SHORT EXERCISE —
State the number of lines in the material below that have "Alcohol" in them, without any other text.

MATERIALS PROVIDED —

## BEGIN

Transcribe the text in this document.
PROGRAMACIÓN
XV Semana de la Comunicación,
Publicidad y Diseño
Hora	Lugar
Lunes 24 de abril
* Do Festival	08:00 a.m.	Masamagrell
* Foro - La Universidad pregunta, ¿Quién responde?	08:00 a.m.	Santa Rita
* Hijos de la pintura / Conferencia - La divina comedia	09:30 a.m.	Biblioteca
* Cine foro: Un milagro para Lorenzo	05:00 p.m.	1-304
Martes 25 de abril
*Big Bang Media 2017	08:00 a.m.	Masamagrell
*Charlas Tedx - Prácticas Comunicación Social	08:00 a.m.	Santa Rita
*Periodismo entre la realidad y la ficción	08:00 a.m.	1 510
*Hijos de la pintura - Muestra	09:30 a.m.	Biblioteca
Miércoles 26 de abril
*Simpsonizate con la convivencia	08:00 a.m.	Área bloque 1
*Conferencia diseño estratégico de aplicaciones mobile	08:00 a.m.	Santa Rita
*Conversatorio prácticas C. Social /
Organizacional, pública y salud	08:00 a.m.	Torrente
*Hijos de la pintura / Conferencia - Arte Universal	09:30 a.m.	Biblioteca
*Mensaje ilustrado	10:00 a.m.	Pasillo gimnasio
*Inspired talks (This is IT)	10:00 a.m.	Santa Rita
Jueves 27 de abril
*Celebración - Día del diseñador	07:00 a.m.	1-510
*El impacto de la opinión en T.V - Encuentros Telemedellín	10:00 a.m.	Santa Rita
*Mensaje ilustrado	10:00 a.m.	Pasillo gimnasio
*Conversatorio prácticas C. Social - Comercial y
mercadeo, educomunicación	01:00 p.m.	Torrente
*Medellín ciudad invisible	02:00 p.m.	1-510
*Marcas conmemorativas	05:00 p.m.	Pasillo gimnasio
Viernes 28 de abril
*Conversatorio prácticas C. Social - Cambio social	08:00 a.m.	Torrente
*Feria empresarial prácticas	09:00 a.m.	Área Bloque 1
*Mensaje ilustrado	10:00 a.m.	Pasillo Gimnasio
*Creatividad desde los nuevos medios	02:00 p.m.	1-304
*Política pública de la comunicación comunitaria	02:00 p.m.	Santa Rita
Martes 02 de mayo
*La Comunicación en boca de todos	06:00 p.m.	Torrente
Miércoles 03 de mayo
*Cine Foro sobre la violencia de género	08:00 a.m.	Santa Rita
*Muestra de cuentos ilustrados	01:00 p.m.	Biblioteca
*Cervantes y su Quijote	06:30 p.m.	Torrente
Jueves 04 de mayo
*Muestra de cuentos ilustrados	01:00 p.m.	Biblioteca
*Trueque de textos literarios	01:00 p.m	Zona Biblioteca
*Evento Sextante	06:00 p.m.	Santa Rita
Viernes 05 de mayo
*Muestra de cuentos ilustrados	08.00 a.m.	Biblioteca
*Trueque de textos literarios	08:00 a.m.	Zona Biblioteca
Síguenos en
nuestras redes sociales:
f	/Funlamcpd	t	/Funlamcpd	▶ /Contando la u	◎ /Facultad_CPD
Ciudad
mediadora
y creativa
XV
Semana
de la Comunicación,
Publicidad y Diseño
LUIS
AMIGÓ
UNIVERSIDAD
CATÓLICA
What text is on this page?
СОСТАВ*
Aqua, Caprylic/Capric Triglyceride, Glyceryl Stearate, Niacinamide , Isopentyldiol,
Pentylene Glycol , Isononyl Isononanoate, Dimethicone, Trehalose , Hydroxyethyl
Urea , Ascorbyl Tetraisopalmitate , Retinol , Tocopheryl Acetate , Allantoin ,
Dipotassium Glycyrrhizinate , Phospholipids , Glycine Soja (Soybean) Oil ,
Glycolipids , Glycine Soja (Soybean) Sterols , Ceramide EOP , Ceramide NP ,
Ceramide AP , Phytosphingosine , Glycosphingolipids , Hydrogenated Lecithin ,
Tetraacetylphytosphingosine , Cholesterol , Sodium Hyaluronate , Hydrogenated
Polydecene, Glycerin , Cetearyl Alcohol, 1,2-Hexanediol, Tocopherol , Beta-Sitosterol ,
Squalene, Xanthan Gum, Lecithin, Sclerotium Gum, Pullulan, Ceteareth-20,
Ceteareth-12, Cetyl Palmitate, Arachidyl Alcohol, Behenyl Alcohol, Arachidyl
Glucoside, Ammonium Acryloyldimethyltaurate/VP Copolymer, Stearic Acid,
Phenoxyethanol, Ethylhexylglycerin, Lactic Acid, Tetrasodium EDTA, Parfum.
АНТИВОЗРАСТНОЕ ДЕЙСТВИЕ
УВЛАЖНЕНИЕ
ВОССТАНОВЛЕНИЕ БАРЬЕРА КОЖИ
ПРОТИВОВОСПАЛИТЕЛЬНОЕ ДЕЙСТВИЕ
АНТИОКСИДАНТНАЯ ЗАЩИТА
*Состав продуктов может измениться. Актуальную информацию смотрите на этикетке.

## END

ANSWER FOR THIS EXERCISE —
2